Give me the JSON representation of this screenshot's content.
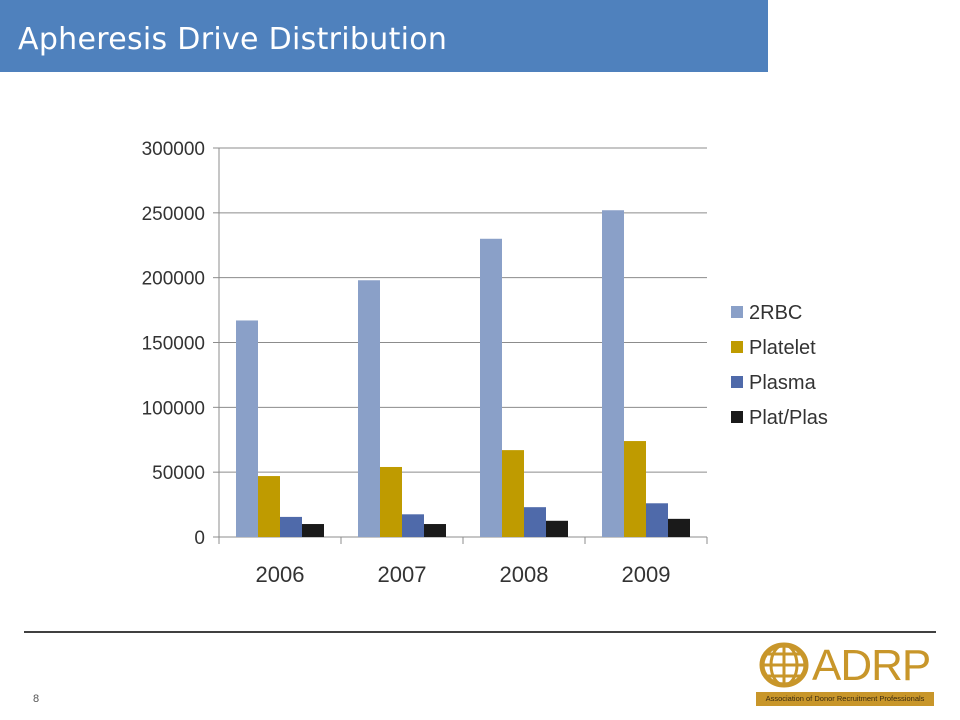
{
  "slide": {
    "title": "Apheresis Drive Distribution",
    "slide_number": "8"
  },
  "logo": {
    "name": "ADRP",
    "tagline": "Association of Donor Recruitment Professionals"
  },
  "colors": {
    "title_bar": "#4f81bd",
    "2RBC": "#8aa0c8",
    "Platelet": "#bf9b00",
    "Plasma": "#4f6aaa",
    "Plat/Plas": "#1a1a1a",
    "logo": "#c8962a"
  },
  "chart_data": {
    "type": "bar",
    "categories": [
      "2006",
      "2007",
      "2008",
      "2009"
    ],
    "series": [
      {
        "name": "2RBC",
        "values": [
          167000,
          198000,
          230000,
          252000
        ]
      },
      {
        "name": "Platelet",
        "values": [
          47000,
          54000,
          67000,
          74000
        ]
      },
      {
        "name": "Plasma",
        "values": [
          15500,
          17500,
          23000,
          26000
        ]
      },
      {
        "name": "Plat/Plas",
        "values": [
          10000,
          10000,
          12500,
          14000
        ]
      }
    ],
    "yticks": [
      "0",
      "50000",
      "100000",
      "150000",
      "200000",
      "250000",
      "300000"
    ],
    "ylim": [
      0,
      300000
    ],
    "grid": true,
    "legend_position": "right"
  }
}
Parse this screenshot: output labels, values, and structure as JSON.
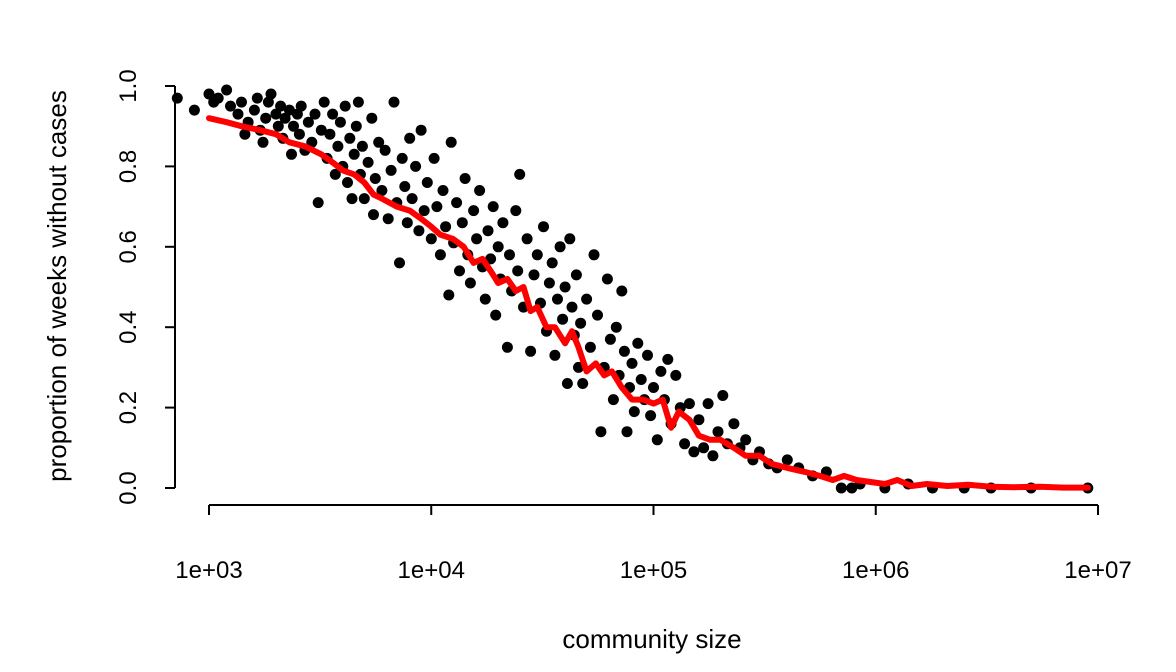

============

▸ TASK: Quote every line of the records above exactly; no picture is to be copied.

▸ ANSWER:
Give me the JSON representation of this screenshot's content.
{
  "slide": {
    "title": "Apheresis Drive Distribution",
    "slide_number": "8"
  },
  "logo": {
    "name": "ADRP",
    "tagline": "Association of Donor Recruitment Professionals"
  },
  "colors": {
    "title_bar": "#4f81bd",
    "2RBC": "#8aa0c8",
    "Platelet": "#bf9b00",
    "Plasma": "#4f6aaa",
    "Plat/Plas": "#1a1a1a",
    "logo": "#c8962a"
  },
  "chart_data": {
    "type": "bar",
    "categories": [
      "2006",
      "2007",
      "2008",
      "2009"
    ],
    "series": [
      {
        "name": "2RBC",
        "values": [
          167000,
          198000,
          230000,
          252000
        ]
      },
      {
        "name": "Platelet",
        "values": [
          47000,
          54000,
          67000,
          74000
        ]
      },
      {
        "name": "Plasma",
        "values": [
          15500,
          17500,
          23000,
          26000
        ]
      },
      {
        "name": "Plat/Plas",
        "values": [
          10000,
          10000,
          12500,
          14000
        ]
      }
    ],
    "yticks": [
      "0",
      "50000",
      "100000",
      "150000",
      "200000",
      "250000",
      "300000"
    ],
    "ylim": [
      0,
      300000
    ],
    "grid": true,
    "legend_position": "right"
  }
}
Parse this screenshot: output labels, values, and structure as JSON.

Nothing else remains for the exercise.